→ MATERIAL SHOWN
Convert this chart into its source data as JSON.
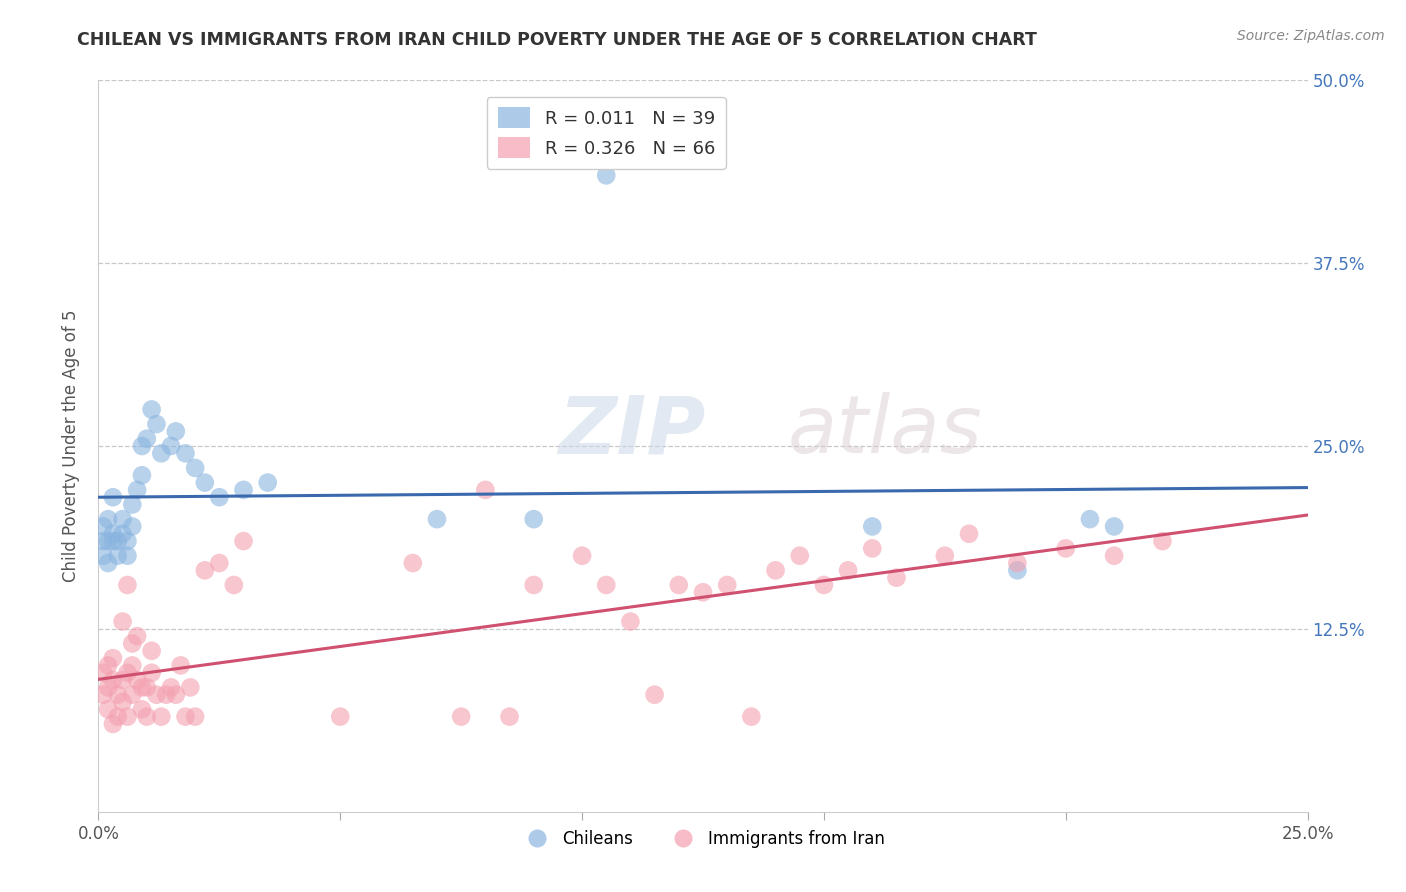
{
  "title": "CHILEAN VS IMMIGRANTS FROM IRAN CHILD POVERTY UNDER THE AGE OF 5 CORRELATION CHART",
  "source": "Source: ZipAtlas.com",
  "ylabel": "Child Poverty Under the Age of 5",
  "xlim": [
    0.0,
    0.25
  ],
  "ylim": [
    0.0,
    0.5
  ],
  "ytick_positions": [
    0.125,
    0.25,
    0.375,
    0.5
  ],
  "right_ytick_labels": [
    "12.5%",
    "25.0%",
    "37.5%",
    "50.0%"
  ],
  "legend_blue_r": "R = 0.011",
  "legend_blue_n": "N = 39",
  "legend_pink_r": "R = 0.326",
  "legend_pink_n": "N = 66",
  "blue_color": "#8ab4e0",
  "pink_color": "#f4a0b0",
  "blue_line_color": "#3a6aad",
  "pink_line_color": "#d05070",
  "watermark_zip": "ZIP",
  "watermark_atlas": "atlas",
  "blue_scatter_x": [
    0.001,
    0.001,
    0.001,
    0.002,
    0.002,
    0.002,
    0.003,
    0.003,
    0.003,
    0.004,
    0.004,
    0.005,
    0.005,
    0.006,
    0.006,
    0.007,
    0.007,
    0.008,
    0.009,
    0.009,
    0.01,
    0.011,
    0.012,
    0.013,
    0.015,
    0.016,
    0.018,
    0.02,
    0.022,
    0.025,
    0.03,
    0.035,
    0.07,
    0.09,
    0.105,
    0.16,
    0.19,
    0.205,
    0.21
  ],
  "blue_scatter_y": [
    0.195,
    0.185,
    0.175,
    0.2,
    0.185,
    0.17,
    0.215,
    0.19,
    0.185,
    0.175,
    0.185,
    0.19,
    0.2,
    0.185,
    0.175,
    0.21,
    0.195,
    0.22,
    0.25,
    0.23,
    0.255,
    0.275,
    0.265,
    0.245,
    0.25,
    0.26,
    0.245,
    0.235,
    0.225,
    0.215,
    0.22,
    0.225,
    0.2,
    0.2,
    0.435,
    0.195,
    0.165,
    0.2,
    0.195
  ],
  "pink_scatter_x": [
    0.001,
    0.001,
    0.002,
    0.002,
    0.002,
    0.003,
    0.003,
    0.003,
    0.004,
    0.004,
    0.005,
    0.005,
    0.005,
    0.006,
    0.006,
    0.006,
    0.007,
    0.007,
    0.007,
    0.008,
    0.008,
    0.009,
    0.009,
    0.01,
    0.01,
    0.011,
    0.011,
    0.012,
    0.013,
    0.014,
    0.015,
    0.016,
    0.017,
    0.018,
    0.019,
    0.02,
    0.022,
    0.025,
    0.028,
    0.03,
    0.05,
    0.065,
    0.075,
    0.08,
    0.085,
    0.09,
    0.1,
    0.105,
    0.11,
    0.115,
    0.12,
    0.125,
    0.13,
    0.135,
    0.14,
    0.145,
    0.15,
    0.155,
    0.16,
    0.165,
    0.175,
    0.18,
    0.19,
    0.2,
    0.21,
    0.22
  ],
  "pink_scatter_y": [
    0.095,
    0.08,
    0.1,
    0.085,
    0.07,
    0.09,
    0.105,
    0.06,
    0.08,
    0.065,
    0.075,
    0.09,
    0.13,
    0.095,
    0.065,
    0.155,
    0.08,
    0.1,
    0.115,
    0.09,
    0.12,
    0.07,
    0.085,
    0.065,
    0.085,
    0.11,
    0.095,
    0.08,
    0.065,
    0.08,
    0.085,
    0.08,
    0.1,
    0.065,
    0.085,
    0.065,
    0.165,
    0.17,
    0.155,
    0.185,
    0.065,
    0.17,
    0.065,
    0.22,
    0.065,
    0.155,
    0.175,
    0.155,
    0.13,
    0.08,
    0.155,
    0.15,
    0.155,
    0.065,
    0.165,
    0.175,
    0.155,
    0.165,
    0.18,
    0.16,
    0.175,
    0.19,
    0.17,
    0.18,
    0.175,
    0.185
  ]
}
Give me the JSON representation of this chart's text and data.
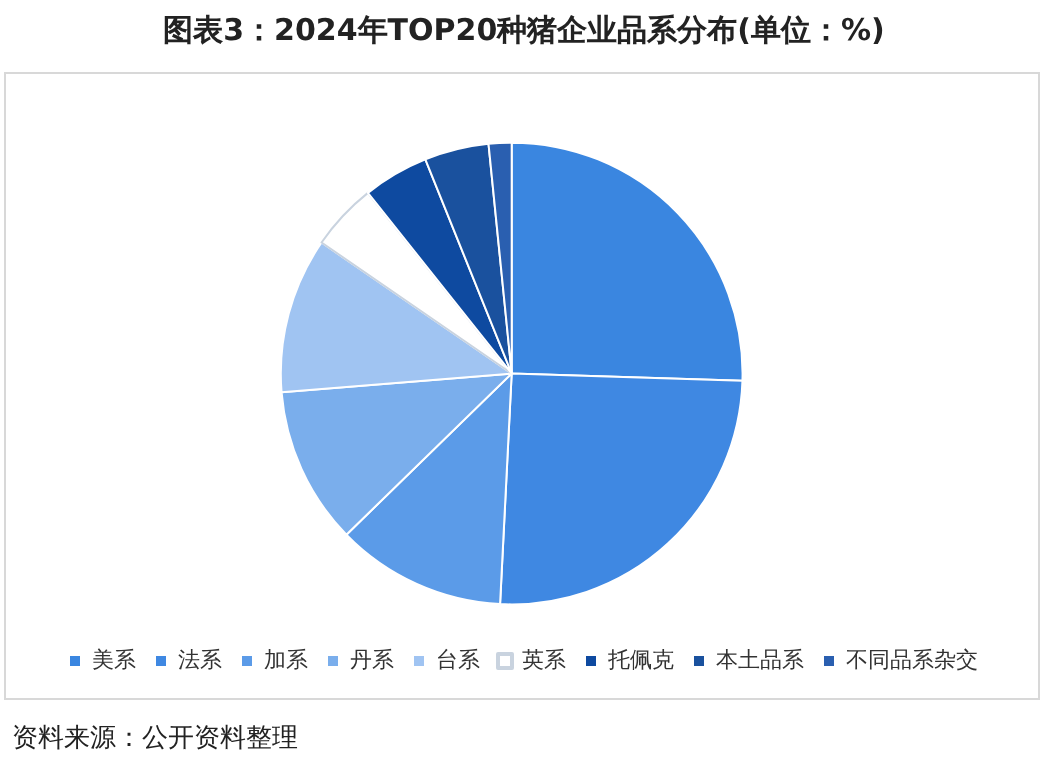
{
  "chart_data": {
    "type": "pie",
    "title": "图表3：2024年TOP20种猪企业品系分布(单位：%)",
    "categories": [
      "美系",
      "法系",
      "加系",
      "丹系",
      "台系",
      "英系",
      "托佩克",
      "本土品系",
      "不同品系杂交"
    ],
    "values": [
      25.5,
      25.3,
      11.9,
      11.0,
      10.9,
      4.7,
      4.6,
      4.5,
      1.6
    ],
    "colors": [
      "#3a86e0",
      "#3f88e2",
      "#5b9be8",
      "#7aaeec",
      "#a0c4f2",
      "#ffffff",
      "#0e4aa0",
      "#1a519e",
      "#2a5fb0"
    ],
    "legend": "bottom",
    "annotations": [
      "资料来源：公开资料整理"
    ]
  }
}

→ OBJECTIVE
Pictures are excluded; copy every other part of the records exactly.

→ SOLUTION
Convert this chart into its source data as JSON.
{
  "title": "CHILEAN VS IMMIGRANTS FROM IRAN CHILD POVERTY UNDER THE AGE OF 5 CORRELATION CHART",
  "source": "Source: ZipAtlas.com",
  "ylabel": "Child Poverty Under the Age of 5",
  "xlim": [
    0.0,
    0.25
  ],
  "ylim": [
    0.0,
    0.5
  ],
  "ytick_positions": [
    0.125,
    0.25,
    0.375,
    0.5
  ],
  "right_ytick_labels": [
    "12.5%",
    "25.0%",
    "37.5%",
    "50.0%"
  ],
  "legend_blue_r": "R = 0.011",
  "legend_blue_n": "N = 39",
  "legend_pink_r": "R = 0.326",
  "legend_pink_n": "N = 66",
  "blue_color": "#8ab4e0",
  "pink_color": "#f4a0b0",
  "blue_line_color": "#3a6aad",
  "pink_line_color": "#d05070",
  "watermark_zip": "ZIP",
  "watermark_atlas": "atlas",
  "blue_scatter_x": [
    0.001,
    0.001,
    0.001,
    0.002,
    0.002,
    0.002,
    0.003,
    0.003,
    0.003,
    0.004,
    0.004,
    0.005,
    0.005,
    0.006,
    0.006,
    0.007,
    0.007,
    0.008,
    0.009,
    0.009,
    0.01,
    0.011,
    0.012,
    0.013,
    0.015,
    0.016,
    0.018,
    0.02,
    0.022,
    0.025,
    0.03,
    0.035,
    0.07,
    0.09,
    0.105,
    0.16,
    0.19,
    0.205,
    0.21
  ],
  "blue_scatter_y": [
    0.195,
    0.185,
    0.175,
    0.2,
    0.185,
    0.17,
    0.215,
    0.19,
    0.185,
    0.175,
    0.185,
    0.19,
    0.2,
    0.185,
    0.175,
    0.21,
    0.195,
    0.22,
    0.25,
    0.23,
    0.255,
    0.275,
    0.265,
    0.245,
    0.25,
    0.26,
    0.245,
    0.235,
    0.225,
    0.215,
    0.22,
    0.225,
    0.2,
    0.2,
    0.435,
    0.195,
    0.165,
    0.2,
    0.195
  ],
  "pink_scatter_x": [
    0.001,
    0.001,
    0.002,
    0.002,
    0.002,
    0.003,
    0.003,
    0.003,
    0.004,
    0.004,
    0.005,
    0.005,
    0.005,
    0.006,
    0.006,
    0.006,
    0.007,
    0.007,
    0.007,
    0.008,
    0.008,
    0.009,
    0.009,
    0.01,
    0.01,
    0.011,
    0.011,
    0.012,
    0.013,
    0.014,
    0.015,
    0.016,
    0.017,
    0.018,
    0.019,
    0.02,
    0.022,
    0.025,
    0.028,
    0.03,
    0.05,
    0.065,
    0.075,
    0.08,
    0.085,
    0.09,
    0.1,
    0.105,
    0.11,
    0.115,
    0.12,
    0.125,
    0.13,
    0.135,
    0.14,
    0.145,
    0.15,
    0.155,
    0.16,
    0.165,
    0.175,
    0.18,
    0.19,
    0.2,
    0.21,
    0.22
  ],
  "pink_scatter_y": [
    0.095,
    0.08,
    0.1,
    0.085,
    0.07,
    0.09,
    0.105,
    0.06,
    0.08,
    0.065,
    0.075,
    0.09,
    0.13,
    0.095,
    0.065,
    0.155,
    0.08,
    0.1,
    0.115,
    0.09,
    0.12,
    0.07,
    0.085,
    0.065,
    0.085,
    0.11,
    0.095,
    0.08,
    0.065,
    0.08,
    0.085,
    0.08,
    0.1,
    0.065,
    0.085,
    0.065,
    0.165,
    0.17,
    0.155,
    0.185,
    0.065,
    0.17,
    0.065,
    0.22,
    0.065,
    0.155,
    0.175,
    0.155,
    0.13,
    0.08,
    0.155,
    0.15,
    0.155,
    0.065,
    0.165,
    0.175,
    0.155,
    0.165,
    0.18,
    0.16,
    0.175,
    0.19,
    0.17,
    0.18,
    0.175,
    0.185
  ]
}
Give me the JSON representation of this chart's text and data.
{
  "chart_data": {
    "type": "pie",
    "title": "图表3：2024年TOP20种猪企业品系分布(单位：%)",
    "categories": [
      "美系",
      "法系",
      "加系",
      "丹系",
      "台系",
      "英系",
      "托佩克",
      "本土品系",
      "不同品系杂交"
    ],
    "values": [
      25.5,
      25.3,
      11.9,
      11.0,
      10.9,
      4.7,
      4.6,
      4.5,
      1.6
    ],
    "colors": [
      "#3a86e0",
      "#3f88e2",
      "#5b9be8",
      "#7aaeec",
      "#a0c4f2",
      "#ffffff",
      "#0e4aa0",
      "#1a519e",
      "#2a5fb0"
    ],
    "legend": "bottom",
    "annotations": [
      "资料来源：公开资料整理"
    ]
  }
}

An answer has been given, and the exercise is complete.